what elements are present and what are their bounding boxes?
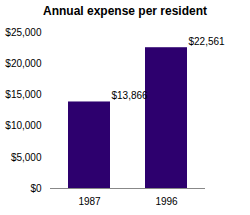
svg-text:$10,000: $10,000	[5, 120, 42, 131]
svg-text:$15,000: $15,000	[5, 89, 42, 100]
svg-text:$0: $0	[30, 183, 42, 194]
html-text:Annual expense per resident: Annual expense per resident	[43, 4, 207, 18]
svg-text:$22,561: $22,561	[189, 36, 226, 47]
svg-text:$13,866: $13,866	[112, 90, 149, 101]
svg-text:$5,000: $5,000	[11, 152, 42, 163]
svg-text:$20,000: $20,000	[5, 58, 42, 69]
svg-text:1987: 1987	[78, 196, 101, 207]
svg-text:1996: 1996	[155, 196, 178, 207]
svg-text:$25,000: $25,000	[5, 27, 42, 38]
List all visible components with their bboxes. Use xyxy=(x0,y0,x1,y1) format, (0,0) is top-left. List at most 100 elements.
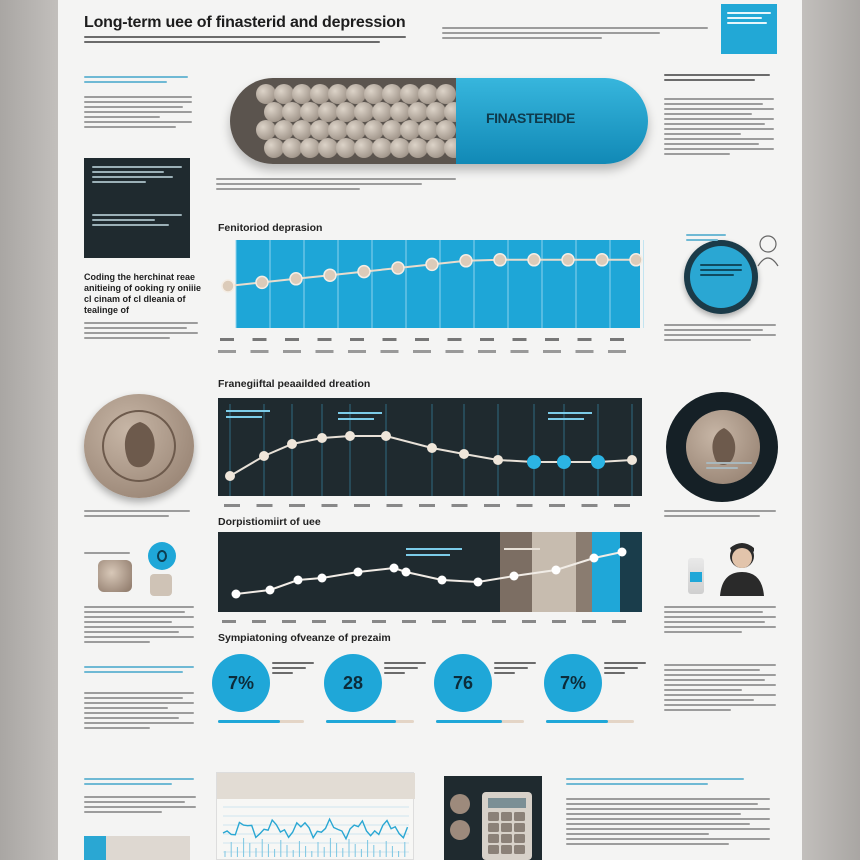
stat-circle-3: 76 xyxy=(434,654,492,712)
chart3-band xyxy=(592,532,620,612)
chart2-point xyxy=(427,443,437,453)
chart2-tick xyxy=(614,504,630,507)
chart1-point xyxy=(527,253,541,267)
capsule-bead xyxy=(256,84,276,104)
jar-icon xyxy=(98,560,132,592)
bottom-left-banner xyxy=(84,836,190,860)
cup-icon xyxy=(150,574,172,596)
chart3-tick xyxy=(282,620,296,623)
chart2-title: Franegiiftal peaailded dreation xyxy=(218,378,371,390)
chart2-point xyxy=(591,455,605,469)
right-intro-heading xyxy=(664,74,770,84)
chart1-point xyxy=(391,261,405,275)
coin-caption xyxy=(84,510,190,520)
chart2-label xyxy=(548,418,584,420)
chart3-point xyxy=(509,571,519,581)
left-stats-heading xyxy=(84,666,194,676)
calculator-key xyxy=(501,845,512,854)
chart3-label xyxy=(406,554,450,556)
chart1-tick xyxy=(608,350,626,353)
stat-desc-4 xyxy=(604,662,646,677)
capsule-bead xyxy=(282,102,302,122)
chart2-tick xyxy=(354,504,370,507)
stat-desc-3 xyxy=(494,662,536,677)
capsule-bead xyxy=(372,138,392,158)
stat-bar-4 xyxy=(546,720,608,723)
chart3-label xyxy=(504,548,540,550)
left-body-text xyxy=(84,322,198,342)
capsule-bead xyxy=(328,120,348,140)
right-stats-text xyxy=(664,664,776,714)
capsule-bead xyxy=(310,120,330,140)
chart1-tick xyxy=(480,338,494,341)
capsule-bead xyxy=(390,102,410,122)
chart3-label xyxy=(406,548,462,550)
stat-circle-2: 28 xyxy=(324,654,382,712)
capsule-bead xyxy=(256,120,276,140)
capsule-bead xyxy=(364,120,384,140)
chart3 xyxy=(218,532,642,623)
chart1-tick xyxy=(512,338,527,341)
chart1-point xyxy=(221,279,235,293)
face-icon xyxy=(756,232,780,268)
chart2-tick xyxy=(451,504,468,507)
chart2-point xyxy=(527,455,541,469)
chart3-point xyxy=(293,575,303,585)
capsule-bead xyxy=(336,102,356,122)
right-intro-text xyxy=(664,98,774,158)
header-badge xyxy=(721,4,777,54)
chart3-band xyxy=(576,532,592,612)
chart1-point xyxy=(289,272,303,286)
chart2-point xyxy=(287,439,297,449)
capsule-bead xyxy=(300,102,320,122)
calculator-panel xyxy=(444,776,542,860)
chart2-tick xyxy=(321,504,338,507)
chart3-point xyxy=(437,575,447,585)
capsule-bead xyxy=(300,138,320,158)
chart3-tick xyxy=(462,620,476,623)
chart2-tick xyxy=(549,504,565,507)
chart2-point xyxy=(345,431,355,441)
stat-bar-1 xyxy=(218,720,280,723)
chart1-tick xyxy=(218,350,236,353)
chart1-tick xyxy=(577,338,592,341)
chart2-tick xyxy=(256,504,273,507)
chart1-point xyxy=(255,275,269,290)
────
» **Task to carry out**
Reproduce every line of all the items above word for word, leaving out the picture placeholders.

» **Answer for the task**
what elements are present and what are their bounding boxes?
svg-text:$10,000: $10,000	[5, 120, 42, 131]
svg-text:$15,000: $15,000	[5, 89, 42, 100]
svg-text:$0: $0	[30, 183, 42, 194]
html-text:Annual expense per resident: Annual expense per resident	[43, 4, 207, 18]
svg-text:$22,561: $22,561	[189, 36, 226, 47]
svg-text:$13,866: $13,866	[112, 90, 149, 101]
svg-text:$5,000: $5,000	[11, 152, 42, 163]
svg-text:$20,000: $20,000	[5, 58, 42, 69]
svg-text:1987: 1987	[78, 196, 101, 207]
svg-text:1996: 1996	[155, 196, 178, 207]
svg-text:$25,000: $25,000	[5, 27, 42, 38]
List all visible components with their bboxes. Use xyxy=(x0,y0,x1,y1) format, (0,0) is top-left. List at most 100 elements.
stat-circle-3: 76 xyxy=(434,654,492,712)
chart3-band xyxy=(592,532,620,612)
chart2-point xyxy=(427,443,437,453)
chart2-tick xyxy=(614,504,630,507)
chart1-point xyxy=(527,253,541,267)
capsule-bead xyxy=(256,84,276,104)
jar-icon xyxy=(98,560,132,592)
bottom-left-banner xyxy=(84,836,190,860)
cup-icon xyxy=(150,574,172,596)
chart3-tick xyxy=(282,620,296,623)
chart2-title: Franegiiftal peaailded dreation xyxy=(218,378,371,390)
chart2-point xyxy=(591,455,605,469)
right-intro-heading xyxy=(664,74,770,84)
chart1-point xyxy=(391,261,405,275)
coin-caption xyxy=(84,510,190,520)
chart2-label xyxy=(548,418,584,420)
chart3-point xyxy=(509,571,519,581)
left-stats-heading xyxy=(84,666,194,676)
calculator-key xyxy=(501,845,512,854)
chart3-label xyxy=(406,554,450,556)
chart1-tick xyxy=(608,350,626,353)
stat-desc-4 xyxy=(604,662,646,677)
capsule-bead xyxy=(282,102,302,122)
chart2-tick xyxy=(354,504,370,507)
stat-desc-3 xyxy=(494,662,536,677)
capsule-bead xyxy=(372,138,392,158)
stat-bar-4 xyxy=(546,720,608,723)
chart3-label xyxy=(504,548,540,550)
left-body-text xyxy=(84,322,198,342)
capsule-bead xyxy=(328,120,348,140)
right-stats-text xyxy=(664,664,776,714)
capsule-bead xyxy=(310,120,330,140)
chart1-tick xyxy=(480,338,494,341)
capsule-bead xyxy=(390,102,410,122)
chart3-label xyxy=(406,548,462,550)
stat-circle-2: 28 xyxy=(324,654,382,712)
capsule-bead xyxy=(256,120,276,140)
capsule-bead xyxy=(364,120,384,140)
chart3 xyxy=(218,532,642,623)
chart1-tick xyxy=(512,338,527,341)
chart1-point xyxy=(221,279,235,293)
face-icon xyxy=(756,232,780,268)
chart2-tick xyxy=(451,504,468,507)
chart2-point xyxy=(527,455,541,469)
chart3-point xyxy=(293,575,303,585)
capsule-bead xyxy=(336,102,356,122)
right-intro-text xyxy=(664,98,774,158)
header-badge xyxy=(721,4,777,54)
chart3-band xyxy=(576,532,592,612)
chart1-point xyxy=(289,272,303,286)
chart2-point xyxy=(287,439,297,449)
capsule-bead xyxy=(300,102,320,122)
calculator-panel xyxy=(444,776,542,860)
chart2-tick xyxy=(321,504,338,507)
chart3-point xyxy=(437,575,447,585)
capsule-bead xyxy=(300,138,320,158)
chart3-tick xyxy=(462,620,476,623)
chart2-tick xyxy=(549,504,565,507)
chart2-point xyxy=(345,431,355,441)
stat-bar-1 xyxy=(218,720,280,723)
chart1-tick xyxy=(218,350,236,353)
chart1-tick xyxy=(577,338,592,341)
chart2-tick xyxy=(256,504,273,507)
chart1-point xyxy=(255,275,269,290)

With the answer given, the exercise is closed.